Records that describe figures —
⁂

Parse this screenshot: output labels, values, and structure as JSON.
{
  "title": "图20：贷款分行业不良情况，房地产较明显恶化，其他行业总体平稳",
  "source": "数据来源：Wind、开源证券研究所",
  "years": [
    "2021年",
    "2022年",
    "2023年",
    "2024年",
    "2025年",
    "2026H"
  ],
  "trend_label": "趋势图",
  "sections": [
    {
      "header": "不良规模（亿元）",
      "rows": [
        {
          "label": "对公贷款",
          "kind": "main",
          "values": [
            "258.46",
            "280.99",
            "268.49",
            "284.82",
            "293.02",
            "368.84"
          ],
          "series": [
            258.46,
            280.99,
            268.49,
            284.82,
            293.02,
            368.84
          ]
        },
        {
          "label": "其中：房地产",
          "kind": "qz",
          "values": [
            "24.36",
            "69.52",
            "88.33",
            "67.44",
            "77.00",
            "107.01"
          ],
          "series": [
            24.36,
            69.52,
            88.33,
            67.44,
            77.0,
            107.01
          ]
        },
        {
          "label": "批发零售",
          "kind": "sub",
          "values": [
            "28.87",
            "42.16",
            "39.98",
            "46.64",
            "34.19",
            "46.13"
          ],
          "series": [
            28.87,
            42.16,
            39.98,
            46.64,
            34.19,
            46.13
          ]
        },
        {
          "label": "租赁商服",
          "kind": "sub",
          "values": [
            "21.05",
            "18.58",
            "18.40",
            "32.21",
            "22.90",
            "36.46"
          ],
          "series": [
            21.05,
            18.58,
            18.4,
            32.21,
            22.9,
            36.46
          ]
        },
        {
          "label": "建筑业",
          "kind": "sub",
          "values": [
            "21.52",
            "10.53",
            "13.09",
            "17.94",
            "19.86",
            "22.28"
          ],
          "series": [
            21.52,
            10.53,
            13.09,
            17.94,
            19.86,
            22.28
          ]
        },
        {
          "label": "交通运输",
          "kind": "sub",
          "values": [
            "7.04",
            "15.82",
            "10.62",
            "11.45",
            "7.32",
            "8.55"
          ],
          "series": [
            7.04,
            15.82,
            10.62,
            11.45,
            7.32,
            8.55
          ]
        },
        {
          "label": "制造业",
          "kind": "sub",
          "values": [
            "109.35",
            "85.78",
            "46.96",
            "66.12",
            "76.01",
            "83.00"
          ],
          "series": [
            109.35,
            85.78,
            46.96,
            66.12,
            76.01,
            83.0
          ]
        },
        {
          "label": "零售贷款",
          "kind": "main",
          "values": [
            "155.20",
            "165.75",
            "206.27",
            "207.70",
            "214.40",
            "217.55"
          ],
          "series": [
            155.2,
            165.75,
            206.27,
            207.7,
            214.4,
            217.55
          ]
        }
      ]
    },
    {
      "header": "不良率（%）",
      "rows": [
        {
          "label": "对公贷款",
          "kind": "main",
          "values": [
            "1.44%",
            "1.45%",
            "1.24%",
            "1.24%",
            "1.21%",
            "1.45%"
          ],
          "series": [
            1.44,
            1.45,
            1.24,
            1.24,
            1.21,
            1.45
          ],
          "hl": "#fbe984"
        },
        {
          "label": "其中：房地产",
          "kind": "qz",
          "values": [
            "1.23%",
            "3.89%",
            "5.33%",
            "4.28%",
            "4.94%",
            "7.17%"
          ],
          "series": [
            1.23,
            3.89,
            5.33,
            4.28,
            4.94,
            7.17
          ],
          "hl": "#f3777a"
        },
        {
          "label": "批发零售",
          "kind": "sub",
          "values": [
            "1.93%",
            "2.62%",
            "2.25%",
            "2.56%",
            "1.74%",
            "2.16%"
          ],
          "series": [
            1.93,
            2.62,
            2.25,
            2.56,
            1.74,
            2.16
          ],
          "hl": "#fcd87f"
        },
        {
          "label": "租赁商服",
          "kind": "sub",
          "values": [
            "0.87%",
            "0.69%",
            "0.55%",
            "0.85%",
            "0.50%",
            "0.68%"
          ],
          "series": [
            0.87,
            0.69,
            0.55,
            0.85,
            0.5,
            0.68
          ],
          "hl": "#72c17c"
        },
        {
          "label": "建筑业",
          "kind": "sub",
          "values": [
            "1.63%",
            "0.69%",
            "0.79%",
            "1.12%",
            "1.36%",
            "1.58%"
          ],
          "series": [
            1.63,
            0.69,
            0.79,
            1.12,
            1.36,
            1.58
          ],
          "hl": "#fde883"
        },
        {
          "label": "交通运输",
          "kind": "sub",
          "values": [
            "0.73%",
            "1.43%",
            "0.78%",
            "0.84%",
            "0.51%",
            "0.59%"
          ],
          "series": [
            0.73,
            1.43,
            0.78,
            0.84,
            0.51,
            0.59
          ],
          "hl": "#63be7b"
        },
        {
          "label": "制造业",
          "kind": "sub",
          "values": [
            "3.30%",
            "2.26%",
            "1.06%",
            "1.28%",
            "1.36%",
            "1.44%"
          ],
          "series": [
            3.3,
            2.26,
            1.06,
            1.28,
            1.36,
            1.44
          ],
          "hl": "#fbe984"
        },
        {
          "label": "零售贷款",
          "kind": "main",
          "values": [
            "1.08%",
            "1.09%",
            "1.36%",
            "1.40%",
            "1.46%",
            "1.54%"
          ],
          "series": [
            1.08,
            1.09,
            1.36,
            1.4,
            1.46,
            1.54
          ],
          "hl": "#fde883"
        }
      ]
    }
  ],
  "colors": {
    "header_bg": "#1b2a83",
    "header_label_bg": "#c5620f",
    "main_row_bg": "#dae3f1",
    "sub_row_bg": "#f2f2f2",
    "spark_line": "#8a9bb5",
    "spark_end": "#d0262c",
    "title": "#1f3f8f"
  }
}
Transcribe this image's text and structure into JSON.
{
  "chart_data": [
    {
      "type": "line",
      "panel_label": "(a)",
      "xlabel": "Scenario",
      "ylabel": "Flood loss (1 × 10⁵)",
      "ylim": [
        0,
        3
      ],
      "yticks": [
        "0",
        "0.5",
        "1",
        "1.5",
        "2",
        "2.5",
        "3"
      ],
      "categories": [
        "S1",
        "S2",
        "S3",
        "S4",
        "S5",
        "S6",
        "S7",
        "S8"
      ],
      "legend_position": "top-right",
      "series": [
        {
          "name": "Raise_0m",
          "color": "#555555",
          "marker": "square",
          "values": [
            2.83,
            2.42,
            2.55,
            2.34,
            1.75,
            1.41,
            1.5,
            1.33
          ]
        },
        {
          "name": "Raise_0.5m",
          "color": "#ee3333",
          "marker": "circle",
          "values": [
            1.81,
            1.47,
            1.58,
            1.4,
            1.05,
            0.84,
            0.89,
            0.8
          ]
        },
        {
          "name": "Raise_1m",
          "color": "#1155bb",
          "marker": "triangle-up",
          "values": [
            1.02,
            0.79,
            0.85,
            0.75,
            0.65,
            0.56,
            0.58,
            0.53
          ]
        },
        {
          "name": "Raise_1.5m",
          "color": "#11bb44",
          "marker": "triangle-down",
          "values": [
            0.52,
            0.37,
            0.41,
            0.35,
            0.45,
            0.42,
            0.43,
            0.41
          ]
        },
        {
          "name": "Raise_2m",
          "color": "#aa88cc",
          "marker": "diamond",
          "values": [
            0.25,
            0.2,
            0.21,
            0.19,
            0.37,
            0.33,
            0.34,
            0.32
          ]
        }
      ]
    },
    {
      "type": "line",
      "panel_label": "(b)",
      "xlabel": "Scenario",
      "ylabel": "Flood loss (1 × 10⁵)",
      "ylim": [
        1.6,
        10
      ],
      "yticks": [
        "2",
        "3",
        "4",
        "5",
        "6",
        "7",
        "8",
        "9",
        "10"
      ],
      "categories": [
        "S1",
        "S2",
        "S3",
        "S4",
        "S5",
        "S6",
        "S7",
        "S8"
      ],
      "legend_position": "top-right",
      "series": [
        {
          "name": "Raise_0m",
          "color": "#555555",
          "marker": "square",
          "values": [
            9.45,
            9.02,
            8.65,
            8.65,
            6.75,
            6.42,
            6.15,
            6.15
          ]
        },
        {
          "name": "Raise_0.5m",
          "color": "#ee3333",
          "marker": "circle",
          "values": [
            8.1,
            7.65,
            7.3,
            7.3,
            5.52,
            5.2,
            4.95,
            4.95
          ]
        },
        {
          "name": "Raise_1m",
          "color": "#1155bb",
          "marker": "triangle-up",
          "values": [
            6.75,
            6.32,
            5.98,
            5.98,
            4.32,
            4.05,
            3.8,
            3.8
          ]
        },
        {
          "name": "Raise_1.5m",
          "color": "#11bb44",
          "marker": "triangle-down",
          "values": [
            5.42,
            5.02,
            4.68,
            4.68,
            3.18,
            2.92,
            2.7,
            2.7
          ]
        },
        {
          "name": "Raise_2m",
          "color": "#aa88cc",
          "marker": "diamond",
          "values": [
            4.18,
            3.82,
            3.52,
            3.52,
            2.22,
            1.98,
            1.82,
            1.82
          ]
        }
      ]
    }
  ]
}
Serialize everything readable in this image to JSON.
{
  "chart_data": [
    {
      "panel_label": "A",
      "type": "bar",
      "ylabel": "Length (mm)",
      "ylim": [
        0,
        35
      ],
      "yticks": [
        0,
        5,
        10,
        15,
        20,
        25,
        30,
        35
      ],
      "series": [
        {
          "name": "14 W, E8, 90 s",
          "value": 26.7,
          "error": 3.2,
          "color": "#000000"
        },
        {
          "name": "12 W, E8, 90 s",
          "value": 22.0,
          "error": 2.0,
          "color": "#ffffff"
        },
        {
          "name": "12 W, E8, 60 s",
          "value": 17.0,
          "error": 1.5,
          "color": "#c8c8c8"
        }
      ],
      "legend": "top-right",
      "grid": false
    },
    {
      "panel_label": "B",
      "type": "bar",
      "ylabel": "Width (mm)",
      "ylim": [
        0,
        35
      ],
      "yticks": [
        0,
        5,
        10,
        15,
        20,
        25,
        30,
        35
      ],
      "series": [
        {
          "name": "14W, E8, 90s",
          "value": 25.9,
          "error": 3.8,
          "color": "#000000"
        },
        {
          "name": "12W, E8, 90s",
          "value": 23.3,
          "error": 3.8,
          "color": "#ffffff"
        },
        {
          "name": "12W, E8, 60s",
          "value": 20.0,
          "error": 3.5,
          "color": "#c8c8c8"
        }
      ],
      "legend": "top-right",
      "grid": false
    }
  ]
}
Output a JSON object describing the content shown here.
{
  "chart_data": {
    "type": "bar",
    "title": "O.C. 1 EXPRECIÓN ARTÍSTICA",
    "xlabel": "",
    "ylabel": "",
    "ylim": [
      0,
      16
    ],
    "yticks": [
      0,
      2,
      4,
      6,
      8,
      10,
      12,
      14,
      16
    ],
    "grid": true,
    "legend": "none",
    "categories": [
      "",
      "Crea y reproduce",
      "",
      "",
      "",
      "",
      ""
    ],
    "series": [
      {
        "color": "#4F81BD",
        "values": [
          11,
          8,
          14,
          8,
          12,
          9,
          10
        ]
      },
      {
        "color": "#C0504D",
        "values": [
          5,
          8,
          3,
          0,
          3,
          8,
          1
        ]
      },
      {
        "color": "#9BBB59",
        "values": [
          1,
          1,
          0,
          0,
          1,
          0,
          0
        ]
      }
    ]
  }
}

⁂

Transcribe exactly the line containing "Output a JSON" and all remaining lines of the material, ending with the last one.

Solution to the problem —
Output a JSON object describing the content shown here.
{
  "chart_data": {
    "type": "bar",
    "title": "O.C. 1 EXPRECIÓN ARTÍSTICA",
    "xlabel": "",
    "ylabel": "",
    "ylim": [
      0,
      16
    ],
    "yticks": [
      0,
      2,
      4,
      6,
      8,
      10,
      12,
      14,
      16
    ],
    "grid": true,
    "legend": "none",
    "categories": [
      "",
      "Crea y reproduce",
      "",
      "",
      "",
      "",
      ""
    ],
    "series": [
      {
        "color": "#4F81BD",
        "values": [
          11,
          8,
          14,
          8,
          12,
          9,
          10
        ]
      },
      {
        "color": "#C0504D",
        "values": [
          5,
          8,
          3,
          0,
          3,
          8,
          1
        ]
      },
      {
        "color": "#9BBB59",
        "values": [
          1,
          1,
          0,
          0,
          1,
          0,
          0
        ]
      }
    ]
  }
}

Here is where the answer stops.